[Begin Excerpted text]

They say, to any steampunk, stick a few cogs on it.The steampunk in Tai Chi Zero is a lot more than just a few cogs. The producers seem very clued up on the genre, just look at the movie posters, alternative DVD covers and Huayi Brothers logo intro. And the yin yang symbol does lend itself so well to drawings of cogs and wheels. The East India Company’s obviously steampunk giant mechanical monster is certainly impressive, but steampunk is more subtly weaved into the characters’ daily lives. When Yang meets Yuniang in the herb garret, her attire of a faded greenish grey leathery Chinese style tank on top of a beige shirt, with an array of different bags, pouches and tools around her waist, is always what I should Chinese steampunk would look like, minus the jade fueled jet pack. When her eldest brother Geng Yun, the outlaw mechanic who prefers cogs to kungfu, appears at the end of the first film, the sampan and Chinese gown he wears draped over a metal-plated waist coat not only captures the adaptive and DIY essence of steampunk but also the essence of the character, as you will see in the sequel. I do hope to see some Chinese inspired steampunk costumes at conventions from now on.

When watching a wuxia or kungfu movie, if you see Samo Hung’s name under “choreographer”, you are in safe hands. Tai Chi is based on manipulating the transference of one’s inner vital energy or qi, often by using the opponent’s own attack against them. So it’s hardly the most hard-edged of fighting styles, looks more like a dance than a fight. However, the metal and rap music set with the excellent choreography, brings out the hardcore nature and kickass effective of Tai Chi. This and the interactive elements place the film in the same poppy, quirky and kitsch period movie space as the likes of Kill Bill and The Man with the Iron Fists, although Tai Chi Zero has the added substance of being well research in terms of period detail such as apparel and architecture. Asian movie buffs will get a thrill out of seeing cameos from Shaw Brothers director and master of wire-fu Andrew Lau as Father Yang and Fung, the director of this movie as Nan.

[End Excerpted text]
[Begin Information provided]

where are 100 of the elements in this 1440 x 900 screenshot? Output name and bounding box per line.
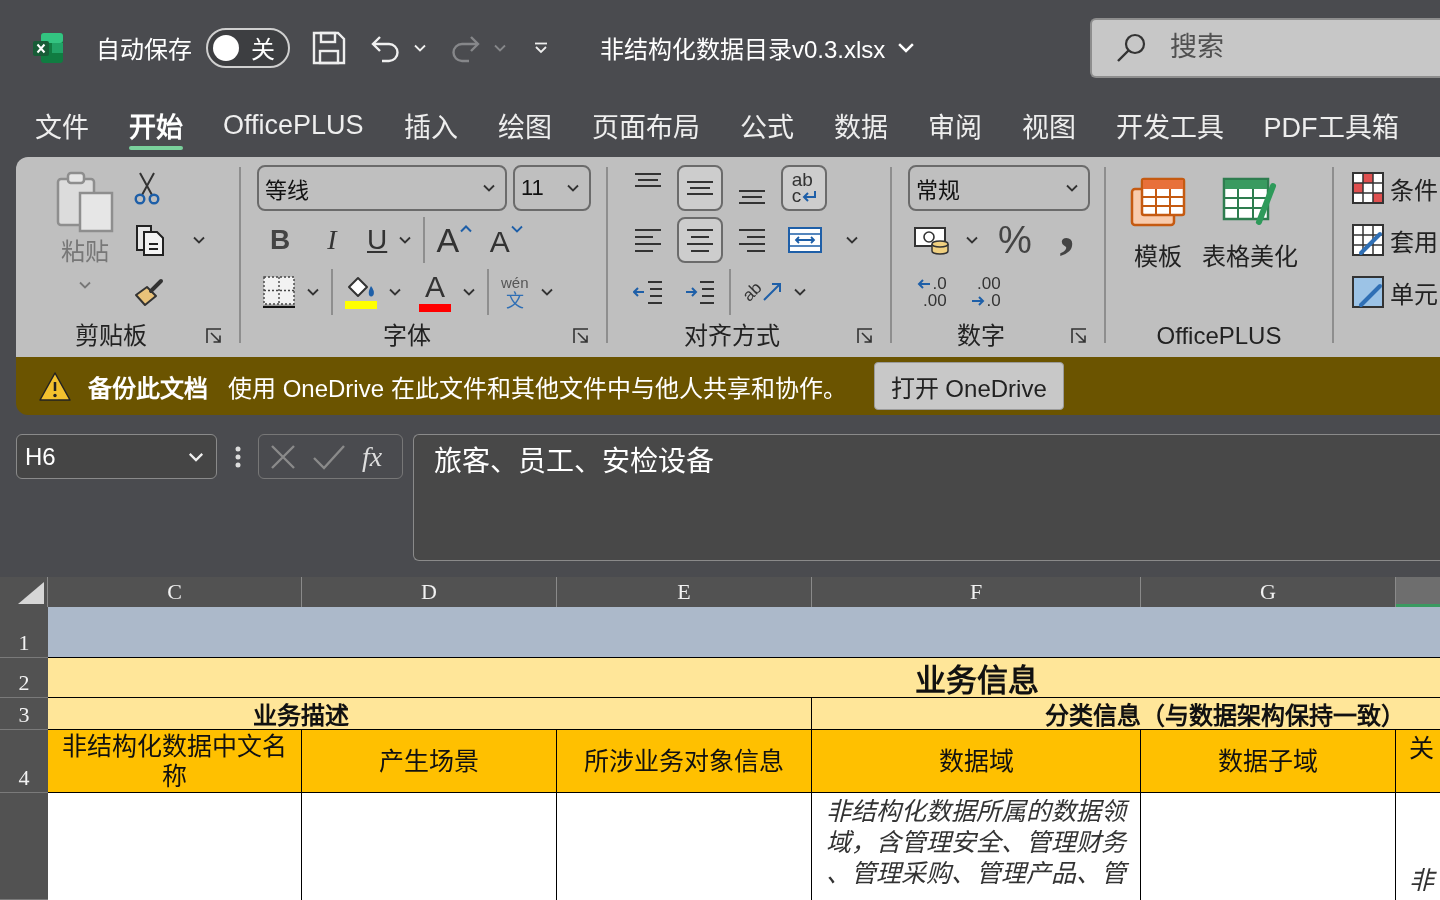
tab[interactable]: 开始 [109, 95, 203, 155]
grid-slash-icon [1352, 224, 1384, 256]
autosave-toggle[interactable]: 关 [206, 27, 290, 68]
corner-arrow-icon [573, 328, 589, 344]
caret-icon [79, 281, 91, 289]
align-center-button[interactable] [677, 217, 723, 263]
dialog-launcher-button[interactable] [205, 327, 223, 345]
font-name-dropdown[interactable]: 等线 [257, 165, 507, 211]
tab[interactable]: 开发工具 [1095, 95, 1244, 155]
notice-action-button[interactable]: 打开 OneDrive [873, 362, 1064, 410]
corner-arrow-icon [857, 328, 873, 344]
align-left-icon [634, 227, 662, 253]
tab[interactable]: 数据 [813, 95, 908, 155]
column-header[interactable]: E [557, 577, 812, 607]
column-header[interactable]: D [302, 577, 557, 607]
left-arrow-icon [917, 278, 932, 289]
paint-bucket-icon [346, 275, 376, 299]
group-label: 对齐方式 [684, 321, 780, 351]
tab[interactable]: OfficePLUS [203, 95, 384, 155]
name-box[interactable]: H6 [16, 434, 217, 479]
check-icon [312, 443, 346, 470]
caret-icon [193, 236, 205, 244]
align-right-icon [738, 227, 766, 253]
row-header[interactable]: 4 [0, 730, 48, 793]
orientation-button[interactable]: ab [737, 269, 815, 315]
copy-icon [134, 223, 165, 257]
diagonal-arrow-icon [761, 282, 782, 302]
caret-icon [966, 236, 978, 244]
caret-icon [307, 288, 319, 296]
decrease-decimal-button[interactable]: .00 .0 [962, 269, 1010, 315]
autosave-label: 自动保存 [96, 35, 192, 65]
percent-button[interactable]: % [992, 217, 1038, 263]
column-header[interactable]: G [1141, 577, 1396, 607]
number-format-dropdown[interactable]: 常规 [908, 165, 1090, 211]
search-field[interactable]: 搜索 [1170, 32, 1370, 63]
group-label: 字体 [382, 321, 431, 351]
insert-function-button[interactable]: fx [362, 436, 383, 477]
grow-font-button[interactable]: A [431, 217, 478, 263]
template-button[interactable]: 模板 [1130, 165, 1186, 275]
square-slash-icon [1352, 276, 1384, 308]
bar-caret-icon [534, 41, 548, 54]
wrap-text-button[interactable]: ab c [781, 165, 827, 211]
indent-increase-icon [685, 279, 715, 305]
caret-icon [793, 288, 806, 296]
formula-field[interactable]: 旅客、员工、安检设备 [413, 434, 1440, 561]
align-middle-button[interactable] [677, 165, 723, 211]
dialog-launcher-button[interactable] [1070, 327, 1088, 345]
knob-icon [213, 34, 239, 61]
italic-button[interactable]: I [309, 217, 355, 263]
cell-style-button[interactable]: 单元 [1352, 269, 1438, 315]
select-all-button[interactable] [0, 577, 48, 607]
font-color-button[interactable]: A [413, 269, 481, 315]
phonetic-button[interactable]: wén 文 [495, 269, 559, 315]
tab[interactable]: 页面布局 [571, 95, 720, 155]
caret-icon [188, 451, 204, 462]
underline-button[interactable]: U [361, 217, 418, 263]
beautify-button[interactable]: 表格美化 [1202, 165, 1298, 275]
tab[interactable]: PDF工具箱 [1243, 95, 1419, 155]
column-header[interactable]: C [48, 577, 302, 607]
group-label: OfficePLUS [1156, 321, 1282, 351]
table-cell: 分类信息（与数据架构保持一致） [812, 698, 1440, 730]
tab[interactable]: 审阅 [907, 95, 1002, 155]
bold-button[interactable]: B [257, 217, 303, 263]
brush-icon [134, 277, 164, 307]
font-size-dropdown[interactable]: 11 [513, 165, 591, 211]
tab[interactable]: 绘图 [477, 95, 572, 155]
dialog-launcher-button[interactable] [572, 327, 590, 345]
notice-message: 使用 OneDrive 在此文件和其他文件中与他人共享和协作。 [228, 373, 847, 404]
conditional-button[interactable]: 条件 [1352, 165, 1438, 211]
clipboard-icon [56, 171, 114, 233]
tab[interactable]: 插入 [383, 95, 478, 155]
banknote-coins-icon [914, 225, 950, 255]
notice-title: 备份此文档 [88, 373, 208, 404]
table-cell: 非结构化数据中文名称 [48, 730, 302, 793]
corner-arrow-icon [206, 328, 222, 344]
caret-icon [463, 288, 475, 296]
table-cell: 数据子域 [1141, 730, 1396, 793]
caret-icon [483, 184, 495, 192]
file-name-button[interactable]: 非结构化数据目录v0.3.xlsx [600, 30, 916, 65]
tab[interactable]: 视图 [1001, 95, 1096, 155]
row-header[interactable]: 2 [0, 658, 48, 698]
tab[interactable]: 公式 [719, 95, 814, 155]
caret-icon [897, 42, 916, 53]
tab[interactable]: 文件 [15, 95, 109, 155]
search-box[interactable]: 搜索 [1090, 17, 1440, 78]
warning-icon [39, 371, 71, 401]
right-arrow-icon [971, 295, 986, 306]
caret-icon [494, 43, 506, 52]
table-format-button[interactable]: 套用 [1352, 217, 1438, 263]
column-header[interactable]: F [812, 577, 1141, 607]
caret-icon [389, 288, 401, 296]
dialog-launcher-button[interactable] [856, 327, 874, 345]
table-cell: 关 [1396, 730, 1440, 793]
increase-decimal-button[interactable]: .0 .00 [908, 269, 956, 315]
row-header[interactable]: 1 [0, 607, 48, 658]
align-bottom-icon [738, 189, 766, 205]
shrink-font-button[interactable]: A [483, 217, 530, 263]
row-header[interactable]: 3 [0, 698, 48, 730]
table-cell: 所涉业务对象信息 [557, 730, 812, 793]
comma-style-button[interactable]: , [1044, 217, 1090, 263]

[End Information provided]

(What this exercise asks):
1. Using the Tai Chi Zero review, decide whether each statement agrees with it, answering yes or no and quoting the words that settle it: (a) Geng Yun is Yuniang's eldest brother and prefers cogs to kungfu; (b) the review calls Tai Chi the most hard-edged of fighting styles; (c) the fight choreography is set to classical music.
2. Resume the Tai Chi Zero review, starting right after its final sentence.

(Solved tasks):
1.
(a) Yes: "her eldest brother Geng Yun, the outlaw mechanic who prefers cogs to kungfu"
(b) No: "So it’s hardly the most hard-edged of fighting styles"
(c) No: "the metal and rap music set with the excellent choreography"

2.
On the Chinese side, Tai Chi Zero’s Hong Kong, Taiwan and mainland collaborative cast have all acted out their roles pretty well, with the urbane characters speaking excellent received Mandarin, and village characters talking in the local dialect of Henan, where Chen village is located. Yang’s own dialect helps to accentuate to his characteristic naivety and guilelessness. I was especially impressed with Tony (Kar-Fai) Leong, the renown Hong Kong star whose Mandarin is surprisingly good. Sadly I can’t say the same for the English-speaking cast, at least the actor for Fang had an excuse for not being able to say his English lines properly, being Chinese. As for the characters of Claire Heathrow and the Governor, agents of the East India Company, not only do they seem incapable of acting, but also incapable of speaking English. It is apparently quite profitable for laowai to be hired to play foreigners in Chinese films, but it would be sensible, to pick laowai who can act, and when casting linchpins of the British Empire, to pick actors who can speak English properly.

I have one final quibble about the subtitles. Filmakers often invest an exorbitant amount of money in casting, location hire and special effects, but tend to forget the importance of translation and subtitles, which have become even more important now that more films aim for a global release. At the end of Tai Chi Hero, when the Emperor delivers a line that is crucial to the story on how Tai Chi as a school of kungfu got its name, the translation in the subtitles was so bad that some of the audience laughed. Tai Chi as a form of kungfu has become so famous that the term is synonymous with the kungfu, but the principle of Tai Chi originated from the I Ching and is the source and union between two primary aspects of the cosmos, the Yin and Yang. The Emperor named the Chen Clan school of kungfu after this principle precisely because it united the two forces. In the subtitles however, completely lacked an explanation of the concept of Tai Chi as separate from the kungfu, thus leaving the audience bemused about why the Emperor was naming Tai Chi, Tai Chi.

Tai Chi Hero seems very much to be the weak second movie in a trilogy, where the fight scenes are rushed through and the interactive elements that have made the first film so unique, seemed to have been forgotten about and tagged on at the last minute. I hope that the final Tai Chi movie will every bit a awesome as the first one. All in all, I am sensing a distinctive new and vibrant kind of energy from many recent wuxia films that have come out of China, such as Journey to the West: Conquering the Demons, Tai Chi Zero and trailer for The Guillotines (2013, directed by Andrew Lau). What all these films have in common, is the combining of kickass kungfu and wuxia sentiments with technology. With world wide popularity of steampunk and the recent emergence of a sci fi scene in China. This is no coincidence. I said the “trailer” for The Guillotines because the film has proved that having a cool trailer cannot balance against the lack of a good plot, good character development and not enough of what made the trailer cool – those guillotines. It’s great to see Zheng Qi Peng Ke (steampunk) is putting the Qi back into Tai Chi. I hope this trend is here to stay.